**Job:**
The listing below is to be output in its exact form.

(Data items)
--------------------------------------------------

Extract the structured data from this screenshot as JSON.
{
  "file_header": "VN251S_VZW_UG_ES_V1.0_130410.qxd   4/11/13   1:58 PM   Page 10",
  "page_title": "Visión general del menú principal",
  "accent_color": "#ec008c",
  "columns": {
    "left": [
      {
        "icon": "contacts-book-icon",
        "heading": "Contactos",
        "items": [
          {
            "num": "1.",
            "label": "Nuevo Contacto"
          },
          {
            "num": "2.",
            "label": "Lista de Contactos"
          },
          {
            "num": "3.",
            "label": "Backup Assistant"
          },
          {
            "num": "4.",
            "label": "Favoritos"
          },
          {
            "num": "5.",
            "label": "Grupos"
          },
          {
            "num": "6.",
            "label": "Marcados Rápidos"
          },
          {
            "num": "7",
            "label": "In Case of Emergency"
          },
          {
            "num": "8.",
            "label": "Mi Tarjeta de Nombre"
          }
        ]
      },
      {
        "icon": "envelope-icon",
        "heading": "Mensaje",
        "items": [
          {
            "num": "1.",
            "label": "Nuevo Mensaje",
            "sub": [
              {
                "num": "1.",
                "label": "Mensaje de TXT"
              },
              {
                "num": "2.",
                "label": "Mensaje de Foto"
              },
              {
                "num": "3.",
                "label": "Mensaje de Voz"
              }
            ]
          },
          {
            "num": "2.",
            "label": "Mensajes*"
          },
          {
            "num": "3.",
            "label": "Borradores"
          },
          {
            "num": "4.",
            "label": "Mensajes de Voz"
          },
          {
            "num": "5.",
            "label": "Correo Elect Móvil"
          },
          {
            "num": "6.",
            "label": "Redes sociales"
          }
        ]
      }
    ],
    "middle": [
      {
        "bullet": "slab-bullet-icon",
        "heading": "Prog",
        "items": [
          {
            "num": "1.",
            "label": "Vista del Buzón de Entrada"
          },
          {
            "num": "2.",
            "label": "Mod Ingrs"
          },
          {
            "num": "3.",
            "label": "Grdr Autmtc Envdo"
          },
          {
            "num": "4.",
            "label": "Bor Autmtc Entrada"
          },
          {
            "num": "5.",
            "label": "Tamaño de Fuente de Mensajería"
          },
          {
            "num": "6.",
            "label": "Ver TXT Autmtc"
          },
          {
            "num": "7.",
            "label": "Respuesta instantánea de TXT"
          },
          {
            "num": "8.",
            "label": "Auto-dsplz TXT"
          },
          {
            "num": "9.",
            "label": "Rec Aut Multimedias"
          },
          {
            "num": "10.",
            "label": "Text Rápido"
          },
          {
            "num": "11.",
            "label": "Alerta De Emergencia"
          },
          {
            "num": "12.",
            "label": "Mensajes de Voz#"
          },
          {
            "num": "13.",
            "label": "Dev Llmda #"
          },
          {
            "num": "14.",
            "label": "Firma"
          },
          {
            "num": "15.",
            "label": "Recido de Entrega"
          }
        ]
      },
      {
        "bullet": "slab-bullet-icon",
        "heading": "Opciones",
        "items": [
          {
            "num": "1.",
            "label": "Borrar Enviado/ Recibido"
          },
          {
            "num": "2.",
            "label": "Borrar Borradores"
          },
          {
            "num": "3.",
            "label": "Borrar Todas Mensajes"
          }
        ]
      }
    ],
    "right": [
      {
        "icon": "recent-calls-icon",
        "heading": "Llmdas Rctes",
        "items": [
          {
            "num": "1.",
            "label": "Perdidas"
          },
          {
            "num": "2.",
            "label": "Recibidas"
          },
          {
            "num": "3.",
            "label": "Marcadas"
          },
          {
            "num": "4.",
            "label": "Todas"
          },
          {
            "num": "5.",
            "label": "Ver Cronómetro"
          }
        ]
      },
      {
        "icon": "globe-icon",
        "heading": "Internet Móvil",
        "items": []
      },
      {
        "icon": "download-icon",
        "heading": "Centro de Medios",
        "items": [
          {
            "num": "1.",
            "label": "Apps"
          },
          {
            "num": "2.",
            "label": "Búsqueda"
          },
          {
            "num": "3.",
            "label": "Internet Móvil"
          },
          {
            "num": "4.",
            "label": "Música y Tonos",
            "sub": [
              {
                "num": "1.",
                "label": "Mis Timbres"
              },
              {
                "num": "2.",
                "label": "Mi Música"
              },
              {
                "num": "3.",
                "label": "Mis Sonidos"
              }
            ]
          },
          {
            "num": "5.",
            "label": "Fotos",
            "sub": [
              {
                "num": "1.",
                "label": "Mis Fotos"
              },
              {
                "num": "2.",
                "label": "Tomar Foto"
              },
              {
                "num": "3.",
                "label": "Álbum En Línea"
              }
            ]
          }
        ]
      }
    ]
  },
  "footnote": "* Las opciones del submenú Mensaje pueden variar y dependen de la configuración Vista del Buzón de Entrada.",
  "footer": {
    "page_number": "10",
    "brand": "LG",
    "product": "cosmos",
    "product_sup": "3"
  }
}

--------------------------------------------------

**Solution for this problem:**
Extract the structured data from this screenshot as JSON.
{
  "file_header": "VN251S_VZW_UG_ES_V1.0_130410.qxd   4/11/13   1:58 PM   Page 10",
  "page_title": "Visión general del menú principal",
  "accent_color": "#ec008c",
  "columns": {
    "left": [
      {
        "icon": "contacts-book-icon",
        "heading": "Contactos",
        "items": [
          {
            "num": "1.",
            "label": "Nuevo Contacto"
          },
          {
            "num": "2.",
            "label": "Lista de Contactos"
          },
          {
            "num": "3.",
            "label": "Backup Assistant"
          },
          {
            "num": "4.",
            "label": "Favoritos"
          },
          {
            "num": "5.",
            "label": "Grupos"
          },
          {
            "num": "6.",
            "label": "Marcados Rápidos"
          },
          {
            "num": "7",
            "label": "In Case of Emergency"
          },
          {
            "num": "8.",
            "label": "Mi Tarjeta de Nombre"
          }
        ]
      },
      {
        "icon": "envelope-icon",
        "heading": "Mensaje",
        "items": [
          {
            "num": "1.",
            "label": "Nuevo Mensaje",
            "sub": [
              {
                "num": "1.",
                "label": "Mensaje de TXT"
              },
              {
                "num": "2.",
                "label": "Mensaje de Foto"
              },
              {
                "num": "3.",
                "label": "Mensaje de Voz"
              }
            ]
          },
          {
            "num": "2.",
            "label": "Mensajes*"
          },
          {
            "num": "3.",
            "label": "Borradores"
          },
          {
            "num": "4.",
            "label": "Mensajes de Voz"
          },
          {
            "num": "5.",
            "label": "Correo Elect Móvil"
          },
          {
            "num": "6.",
            "label": "Redes sociales"
          }
        ]
      }
    ],
    "middle": [
      {
        "bullet": "slab-bullet-icon",
        "heading": "Prog",
        "items": [
          {
            "num": "1.",
            "label": "Vista del Buzón de Entrada"
          },
          {
            "num": "2.",
            "label": "Mod Ingrs"
          },
          {
            "num": "3.",
            "label": "Grdr Autmtc Envdo"
          },
          {
            "num": "4.",
            "label": "Bor Autmtc Entrada"
          },
          {
            "num": "5.",
            "label": "Tamaño de Fuente de Mensajería"
          },
          {
            "num": "6.",
            "label": "Ver TXT Autmtc"
          },
          {
            "num": "7.",
            "label": "Respuesta instantánea de TXT"
          },
          {
            "num": "8.",
            "label": "Auto-dsplz TXT"
          },
          {
            "num": "9.",
            "label": "Rec Aut Multimedias"
          },
          {
            "num": "10.",
            "label": "Text Rápido"
          },
          {
            "num": "11.",
            "label": "Alerta De Emergencia"
          },
          {
            "num": "12.",
            "label": "Mensajes de Voz#"
          },
          {
            "num": "13.",
            "label": "Dev Llmda #"
          },
          {
            "num": "14.",
            "label": "Firma"
          },
          {
            "num": "15.",
            "label": "Recido de Entrega"
          }
        ]
      },
      {
        "bullet": "slab-bullet-icon",
        "heading": "Opciones",
        "items": [
          {
            "num": "1.",
            "label": "Borrar Enviado/ Recibido"
          },
          {
            "num": "2.",
            "label": "Borrar Borradores"
          },
          {
            "num": "3.",
            "label": "Borrar Todas Mensajes"
          }
        ]
      }
    ],
    "right": [
      {
        "icon": "recent-calls-icon",
        "heading": "Llmdas Rctes",
        "items": [
          {
            "num": "1.",
            "label": "Perdidas"
          },
          {
            "num": "2.",
            "label": "Recibidas"
          },
          {
            "num": "3.",
            "label": "Marcadas"
          },
          {
            "num": "4.",
            "label": "Todas"
          },
          {
            "num": "5.",
            "label": "Ver Cronómetro"
          }
        ]
      },
      {
        "icon": "globe-icon",
        "heading": "Internet Móvil",
        "items": []
      },
      {
        "icon": "download-icon",
        "heading": "Centro de Medios",
        "items": [
          {
            "num": "1.",
            "label": "Apps"
          },
          {
            "num": "2.",
            "label": "Búsqueda"
          },
          {
            "num": "3.",
            "label": "Internet Móvil"
          },
          {
            "num": "4.",
            "label": "Música y Tonos",
            "sub": [
              {
                "num": "1.",
                "label": "Mis Timbres"
              },
              {
                "num": "2.",
                "label": "Mi Música"
              },
              {
                "num": "3.",
                "label": "Mis Sonidos"
              }
            ]
          },
          {
            "num": "5.",
            "label": "Fotos",
            "sub": [
              {
                "num": "1.",
                "label": "Mis Fotos"
              },
              {
                "num": "2.",
                "label": "Tomar Foto"
              },
              {
                "num": "3.",
                "label": "Álbum En Línea"
              }
            ]
          }
        ]
      }
    ]
  },
  "footnote": "* Las opciones del submenú Mensaje pueden variar y dependen de la configuración Vista del Buzón de Entrada.",
  "footer": {
    "page_number": "10",
    "brand": "LG",
    "product": "cosmos",
    "product_sup": "3"
  }
}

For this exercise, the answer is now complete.